## Your task
State the number of lines below in which the word "color" appears. Nothing else belongs in the answer.

(Dataset excerpt)
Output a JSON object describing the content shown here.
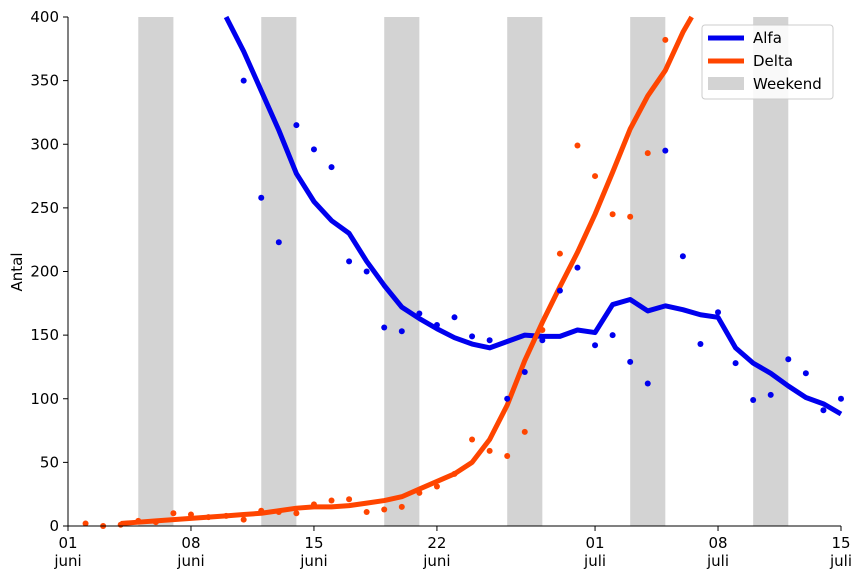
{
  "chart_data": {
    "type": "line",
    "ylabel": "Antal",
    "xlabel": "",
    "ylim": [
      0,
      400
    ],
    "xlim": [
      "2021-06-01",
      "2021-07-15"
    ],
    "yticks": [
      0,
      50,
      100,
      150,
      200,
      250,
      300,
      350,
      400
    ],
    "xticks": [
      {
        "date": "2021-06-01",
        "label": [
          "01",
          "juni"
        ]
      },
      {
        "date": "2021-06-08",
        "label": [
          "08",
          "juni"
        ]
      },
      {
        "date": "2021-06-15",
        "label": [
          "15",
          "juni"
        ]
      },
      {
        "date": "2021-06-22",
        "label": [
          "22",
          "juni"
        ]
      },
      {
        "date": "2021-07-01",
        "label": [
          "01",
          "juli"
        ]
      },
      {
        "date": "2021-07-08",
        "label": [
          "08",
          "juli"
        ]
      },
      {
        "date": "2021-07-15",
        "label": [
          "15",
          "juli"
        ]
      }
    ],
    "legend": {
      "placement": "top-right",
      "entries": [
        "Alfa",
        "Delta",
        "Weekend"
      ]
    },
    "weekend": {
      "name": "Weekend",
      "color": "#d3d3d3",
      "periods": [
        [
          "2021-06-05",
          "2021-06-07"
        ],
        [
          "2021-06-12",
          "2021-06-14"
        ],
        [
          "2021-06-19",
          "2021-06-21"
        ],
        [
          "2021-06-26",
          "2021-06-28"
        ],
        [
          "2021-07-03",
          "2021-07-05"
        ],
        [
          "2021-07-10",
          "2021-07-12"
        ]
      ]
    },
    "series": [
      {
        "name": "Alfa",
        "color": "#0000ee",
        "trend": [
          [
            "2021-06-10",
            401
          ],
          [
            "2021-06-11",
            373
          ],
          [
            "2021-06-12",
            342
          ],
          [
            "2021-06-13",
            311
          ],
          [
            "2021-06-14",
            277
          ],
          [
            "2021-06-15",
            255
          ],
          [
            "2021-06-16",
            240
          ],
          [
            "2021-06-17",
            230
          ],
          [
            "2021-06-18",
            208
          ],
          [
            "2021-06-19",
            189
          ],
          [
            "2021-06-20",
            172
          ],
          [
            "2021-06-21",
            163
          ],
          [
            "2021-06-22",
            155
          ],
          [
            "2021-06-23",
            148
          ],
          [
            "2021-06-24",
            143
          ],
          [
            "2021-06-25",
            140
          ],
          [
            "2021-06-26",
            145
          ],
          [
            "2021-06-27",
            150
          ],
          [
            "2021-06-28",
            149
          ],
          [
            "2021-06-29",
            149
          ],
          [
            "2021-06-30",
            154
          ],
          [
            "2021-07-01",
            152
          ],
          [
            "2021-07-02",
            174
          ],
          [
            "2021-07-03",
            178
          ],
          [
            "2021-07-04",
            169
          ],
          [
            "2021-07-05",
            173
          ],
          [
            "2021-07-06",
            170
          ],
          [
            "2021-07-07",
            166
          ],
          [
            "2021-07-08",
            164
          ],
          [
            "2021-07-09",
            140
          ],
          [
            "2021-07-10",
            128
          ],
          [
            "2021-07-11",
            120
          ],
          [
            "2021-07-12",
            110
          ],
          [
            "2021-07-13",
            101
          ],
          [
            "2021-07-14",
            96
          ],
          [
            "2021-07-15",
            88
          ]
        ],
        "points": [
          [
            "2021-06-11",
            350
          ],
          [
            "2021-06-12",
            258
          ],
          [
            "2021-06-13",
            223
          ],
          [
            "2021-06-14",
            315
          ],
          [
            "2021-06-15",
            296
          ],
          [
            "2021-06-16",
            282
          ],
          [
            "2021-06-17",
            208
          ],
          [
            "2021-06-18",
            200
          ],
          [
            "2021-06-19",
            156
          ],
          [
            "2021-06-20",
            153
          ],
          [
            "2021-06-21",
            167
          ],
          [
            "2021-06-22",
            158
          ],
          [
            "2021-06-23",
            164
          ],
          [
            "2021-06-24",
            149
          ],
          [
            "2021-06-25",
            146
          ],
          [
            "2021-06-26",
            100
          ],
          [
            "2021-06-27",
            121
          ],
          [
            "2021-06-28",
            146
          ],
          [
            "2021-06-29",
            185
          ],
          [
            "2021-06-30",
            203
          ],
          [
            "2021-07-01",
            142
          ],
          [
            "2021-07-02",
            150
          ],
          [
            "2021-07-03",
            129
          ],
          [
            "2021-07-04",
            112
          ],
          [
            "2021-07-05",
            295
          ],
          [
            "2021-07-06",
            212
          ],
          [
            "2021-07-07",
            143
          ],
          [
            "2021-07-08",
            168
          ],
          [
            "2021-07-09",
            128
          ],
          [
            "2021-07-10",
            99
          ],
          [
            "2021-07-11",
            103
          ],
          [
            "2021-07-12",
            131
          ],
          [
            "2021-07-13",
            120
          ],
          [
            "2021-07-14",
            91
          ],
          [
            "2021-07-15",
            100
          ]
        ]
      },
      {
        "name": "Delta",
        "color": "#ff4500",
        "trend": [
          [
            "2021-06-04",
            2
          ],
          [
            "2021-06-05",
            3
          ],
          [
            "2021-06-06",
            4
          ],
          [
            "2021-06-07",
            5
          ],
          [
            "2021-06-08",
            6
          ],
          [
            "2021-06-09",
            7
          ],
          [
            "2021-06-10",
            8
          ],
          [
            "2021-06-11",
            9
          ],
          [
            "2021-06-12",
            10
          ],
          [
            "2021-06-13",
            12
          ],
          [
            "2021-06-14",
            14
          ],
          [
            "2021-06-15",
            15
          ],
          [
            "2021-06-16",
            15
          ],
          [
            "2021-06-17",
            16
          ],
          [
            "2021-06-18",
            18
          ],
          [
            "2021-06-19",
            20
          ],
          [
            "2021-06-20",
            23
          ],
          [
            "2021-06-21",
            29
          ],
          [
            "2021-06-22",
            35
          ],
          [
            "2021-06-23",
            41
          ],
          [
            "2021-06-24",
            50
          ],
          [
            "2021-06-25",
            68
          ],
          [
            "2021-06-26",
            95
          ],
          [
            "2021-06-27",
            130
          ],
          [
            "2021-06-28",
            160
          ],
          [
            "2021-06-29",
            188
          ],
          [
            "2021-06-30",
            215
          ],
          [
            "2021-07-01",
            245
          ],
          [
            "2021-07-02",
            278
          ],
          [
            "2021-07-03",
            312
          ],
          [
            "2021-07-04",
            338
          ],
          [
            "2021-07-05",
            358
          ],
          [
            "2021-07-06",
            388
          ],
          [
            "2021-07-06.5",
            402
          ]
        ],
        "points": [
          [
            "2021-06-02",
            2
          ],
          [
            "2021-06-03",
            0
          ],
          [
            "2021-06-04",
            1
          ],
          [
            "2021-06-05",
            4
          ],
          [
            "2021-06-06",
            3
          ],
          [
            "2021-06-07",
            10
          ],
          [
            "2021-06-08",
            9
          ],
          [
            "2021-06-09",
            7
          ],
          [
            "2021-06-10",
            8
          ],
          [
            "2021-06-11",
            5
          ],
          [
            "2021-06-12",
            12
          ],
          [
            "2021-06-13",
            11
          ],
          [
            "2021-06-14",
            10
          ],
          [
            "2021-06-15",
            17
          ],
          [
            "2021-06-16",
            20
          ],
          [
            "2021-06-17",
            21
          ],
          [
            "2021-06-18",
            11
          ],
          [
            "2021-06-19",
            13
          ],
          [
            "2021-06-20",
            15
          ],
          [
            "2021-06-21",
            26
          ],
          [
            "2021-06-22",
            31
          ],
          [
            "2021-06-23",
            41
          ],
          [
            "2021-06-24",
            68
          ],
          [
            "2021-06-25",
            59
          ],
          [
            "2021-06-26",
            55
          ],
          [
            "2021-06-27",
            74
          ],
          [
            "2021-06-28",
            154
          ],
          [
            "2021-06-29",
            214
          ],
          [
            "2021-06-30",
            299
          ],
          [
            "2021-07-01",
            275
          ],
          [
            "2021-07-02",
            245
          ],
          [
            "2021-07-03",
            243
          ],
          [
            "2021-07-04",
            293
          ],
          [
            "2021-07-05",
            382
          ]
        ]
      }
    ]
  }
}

## Output for this task
3